What you are asked to do: Every record must appear in your copy exactly as written, with no pictures.
start
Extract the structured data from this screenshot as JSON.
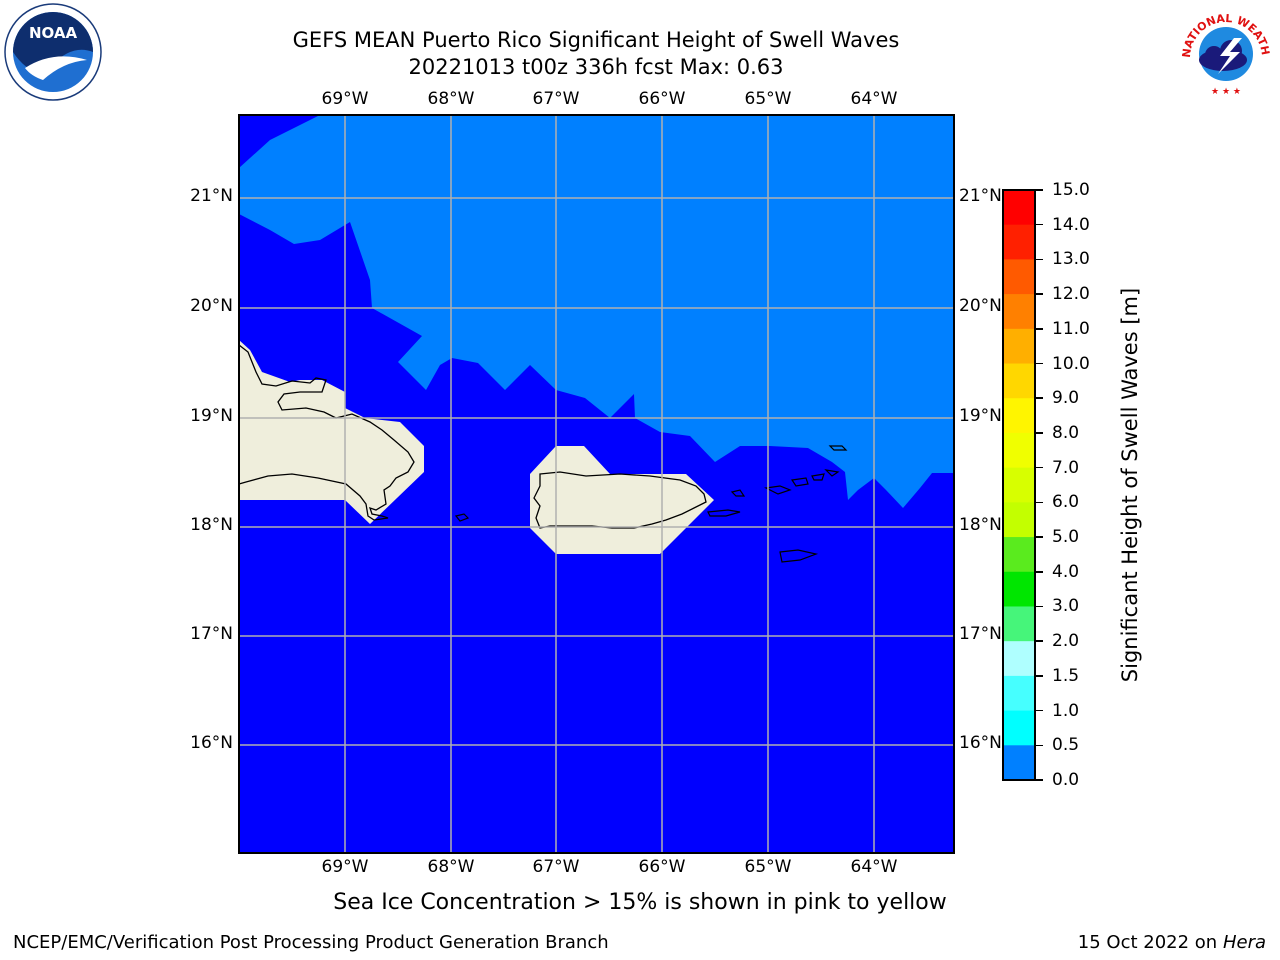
{
  "title": {
    "line1": "GEFS MEAN Puerto Rico Significant Height of Swell Waves",
    "line2": "20221013 t00z 336h fcst   Max: 0.63"
  },
  "map": {
    "lon_labels": [
      "69°W",
      "68°W",
      "67°W",
      "66°W",
      "65°W",
      "64°W"
    ],
    "lat_labels": [
      "21°N",
      "20°N",
      "19°N",
      "18°N",
      "17°N",
      "16°N"
    ],
    "colors": {
      "low": "#0000ff",
      "mid": "#0080ff",
      "land": "#efeedc",
      "grid": "#b0b0b0"
    }
  },
  "colorbar": {
    "label": "Significant Height of Swell Waves [m]",
    "ticks": [
      "15.0",
      "14.0",
      "13.0",
      "12.0",
      "11.0",
      "10.0",
      "9.0",
      "8.0",
      "7.0",
      "6.0",
      "5.0",
      "4.0",
      "3.0",
      "2.0",
      "1.5",
      "1.0",
      "0.5",
      "0.0"
    ],
    "colors": [
      "#ff0000",
      "#ff2000",
      "#ff5a00",
      "#ff8000",
      "#ffaf00",
      "#ffd700",
      "#fff500",
      "#f0ff00",
      "#d7ff00",
      "#c3ff00",
      "#5aeb1e",
      "#00e600",
      "#46f57a",
      "#afffff",
      "#46ffff",
      "#00ffff",
      "#0080ff",
      "#0000ff"
    ]
  },
  "logos": {
    "left": "NOAA",
    "right": "NATIONAL WEATHER SERVICE"
  },
  "footer": {
    "note": "Sea Ice Concentration > 15% is shown in pink to yellow",
    "credit": "NCEP/EMC/Verification Post Processing Product Generation Branch",
    "date": "15 Oct 2022 on",
    "host": "Hera"
  }
}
end
The output:
Extract the structured data from this screenshot as JSON.
{
  "title": {
    "line1": "GEFS MEAN Puerto Rico Significant Height of Swell Waves",
    "line2": "20221013 t00z 336h fcst   Max: 0.63"
  },
  "map": {
    "lon_labels": [
      "69°W",
      "68°W",
      "67°W",
      "66°W",
      "65°W",
      "64°W"
    ],
    "lat_labels": [
      "21°N",
      "20°N",
      "19°N",
      "18°N",
      "17°N",
      "16°N"
    ],
    "colors": {
      "low": "#0000ff",
      "mid": "#0080ff",
      "land": "#efeedc",
      "grid": "#b0b0b0"
    }
  },
  "colorbar": {
    "label": "Significant Height of Swell Waves [m]",
    "ticks": [
      "15.0",
      "14.0",
      "13.0",
      "12.0",
      "11.0",
      "10.0",
      "9.0",
      "8.0",
      "7.0",
      "6.0",
      "5.0",
      "4.0",
      "3.0",
      "2.0",
      "1.5",
      "1.0",
      "0.5",
      "0.0"
    ],
    "colors": [
      "#ff0000",
      "#ff2000",
      "#ff5a00",
      "#ff8000",
      "#ffaf00",
      "#ffd700",
      "#fff500",
      "#f0ff00",
      "#d7ff00",
      "#c3ff00",
      "#5aeb1e",
      "#00e600",
      "#46f57a",
      "#afffff",
      "#46ffff",
      "#00ffff",
      "#0080ff",
      "#0000ff"
    ]
  },
  "logos": {
    "left": "NOAA",
    "right": "NATIONAL WEATHER SERVICE"
  },
  "footer": {
    "note": "Sea Ice Concentration > 15% is shown in pink to yellow",
    "credit": "NCEP/EMC/Verification Post Processing Product Generation Branch",
    "date": "15 Oct 2022 on",
    "host": "Hera"
  }
}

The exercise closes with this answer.